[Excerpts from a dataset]

+ + + +

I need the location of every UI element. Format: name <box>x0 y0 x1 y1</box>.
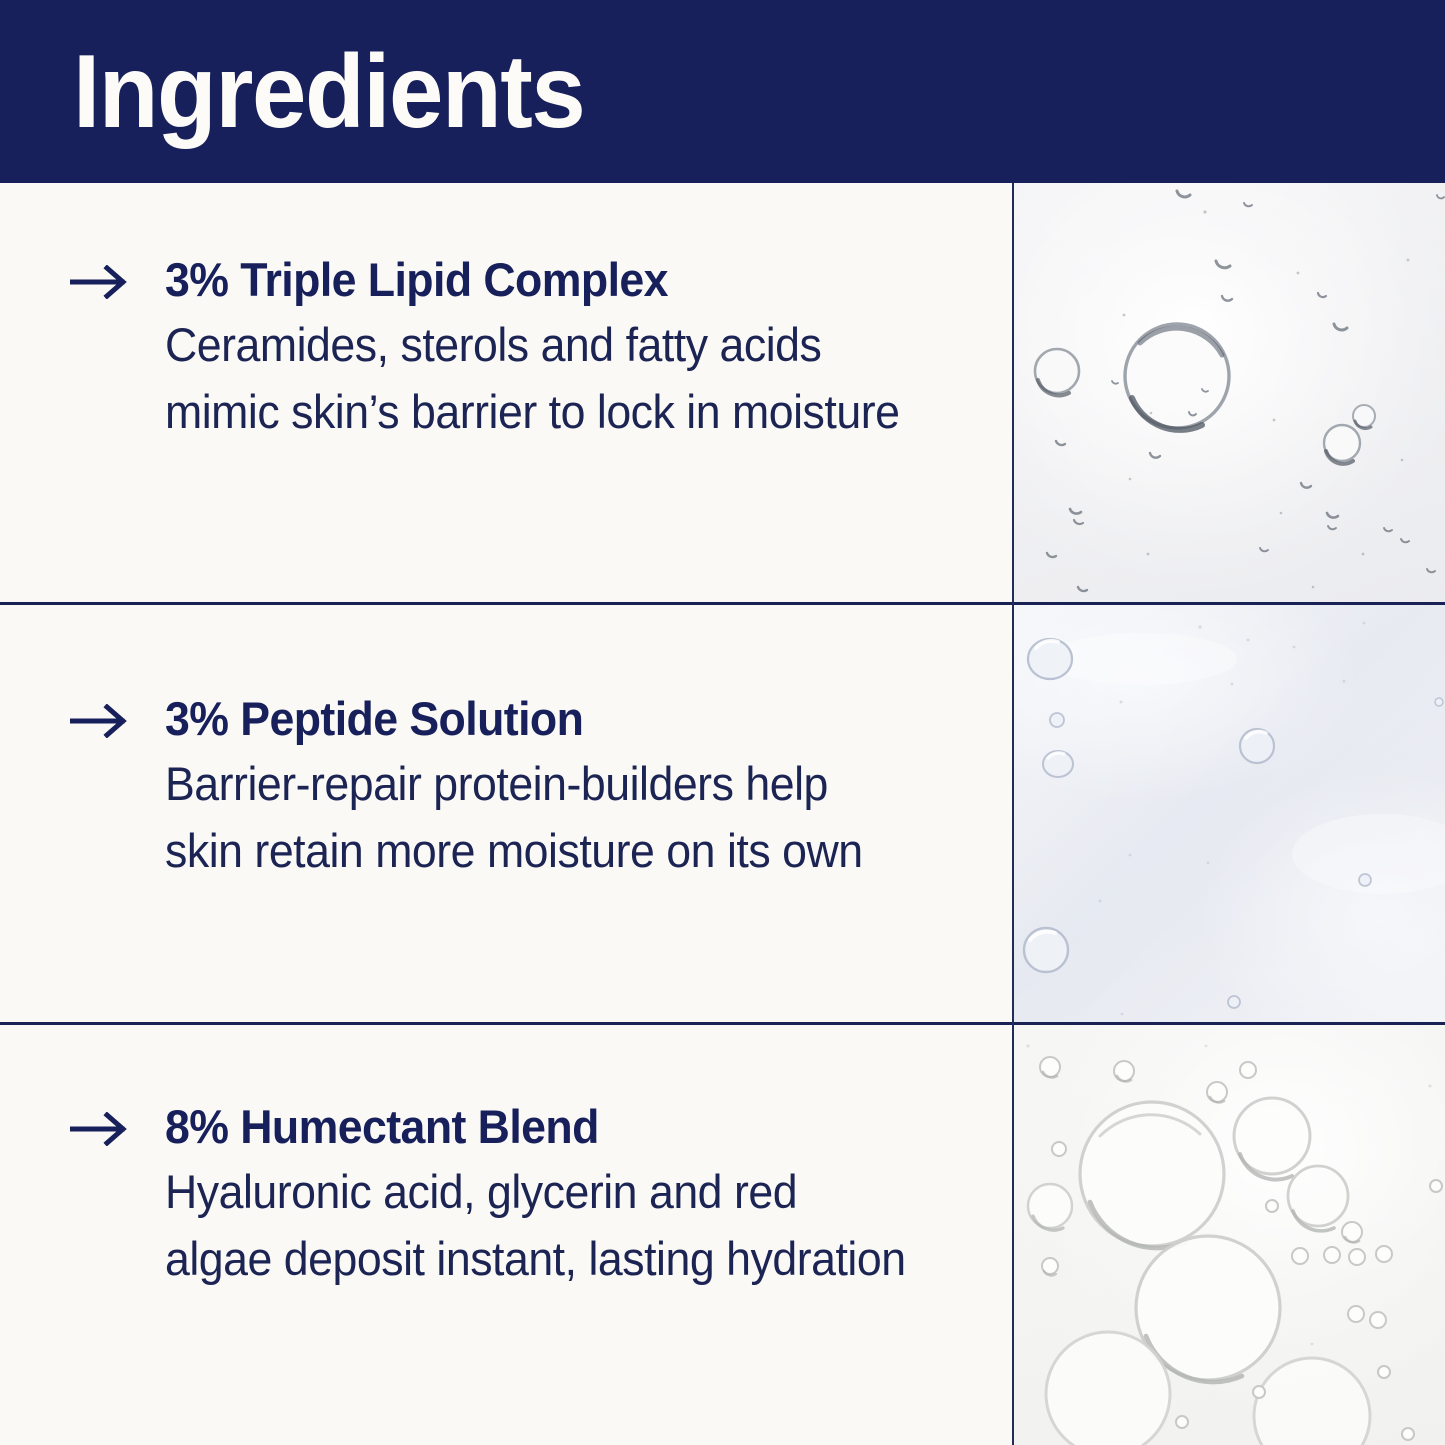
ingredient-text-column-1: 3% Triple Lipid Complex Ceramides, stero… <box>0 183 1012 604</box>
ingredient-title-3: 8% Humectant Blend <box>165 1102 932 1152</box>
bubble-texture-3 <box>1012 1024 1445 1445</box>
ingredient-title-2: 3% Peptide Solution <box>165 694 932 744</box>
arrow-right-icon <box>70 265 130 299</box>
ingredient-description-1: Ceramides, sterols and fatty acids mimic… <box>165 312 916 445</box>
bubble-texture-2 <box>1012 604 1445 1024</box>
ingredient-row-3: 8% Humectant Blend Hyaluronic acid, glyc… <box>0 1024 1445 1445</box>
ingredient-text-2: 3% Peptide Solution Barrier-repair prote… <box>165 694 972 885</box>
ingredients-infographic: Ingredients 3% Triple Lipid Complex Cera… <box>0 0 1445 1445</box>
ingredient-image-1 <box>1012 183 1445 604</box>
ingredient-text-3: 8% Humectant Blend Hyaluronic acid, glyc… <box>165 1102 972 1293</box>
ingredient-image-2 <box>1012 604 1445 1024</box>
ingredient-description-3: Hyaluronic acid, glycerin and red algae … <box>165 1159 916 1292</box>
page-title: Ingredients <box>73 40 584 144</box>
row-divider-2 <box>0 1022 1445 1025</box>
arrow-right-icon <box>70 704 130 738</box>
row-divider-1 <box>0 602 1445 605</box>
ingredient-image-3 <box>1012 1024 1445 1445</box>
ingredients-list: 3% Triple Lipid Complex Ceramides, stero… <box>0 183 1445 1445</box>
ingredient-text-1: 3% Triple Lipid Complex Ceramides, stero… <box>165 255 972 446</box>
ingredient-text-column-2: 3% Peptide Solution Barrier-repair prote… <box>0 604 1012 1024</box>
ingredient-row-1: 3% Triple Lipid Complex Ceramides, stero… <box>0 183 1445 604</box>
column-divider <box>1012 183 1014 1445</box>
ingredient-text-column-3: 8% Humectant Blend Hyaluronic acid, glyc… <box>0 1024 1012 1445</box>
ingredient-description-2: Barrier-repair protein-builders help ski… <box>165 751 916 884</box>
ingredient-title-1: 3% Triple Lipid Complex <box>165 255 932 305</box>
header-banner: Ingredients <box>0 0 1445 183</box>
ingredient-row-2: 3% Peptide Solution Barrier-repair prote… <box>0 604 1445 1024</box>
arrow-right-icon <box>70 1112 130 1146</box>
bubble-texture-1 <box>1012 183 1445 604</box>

+ + + +

→ Problem requirements: Looking at the entries above, copy out every line in which "title" occurs.

→ Solution for this task:
ingredient-title-3: 8% Humectant Blend <box>165 1102 932 1152</box>
ingredient-title-2: 3% Peptide Solution <box>165 694 932 744</box>
page-title: Ingredients <box>73 40 584 144</box>
ingredient-title-1: 3% Triple Lipid Complex <box>165 255 932 305</box>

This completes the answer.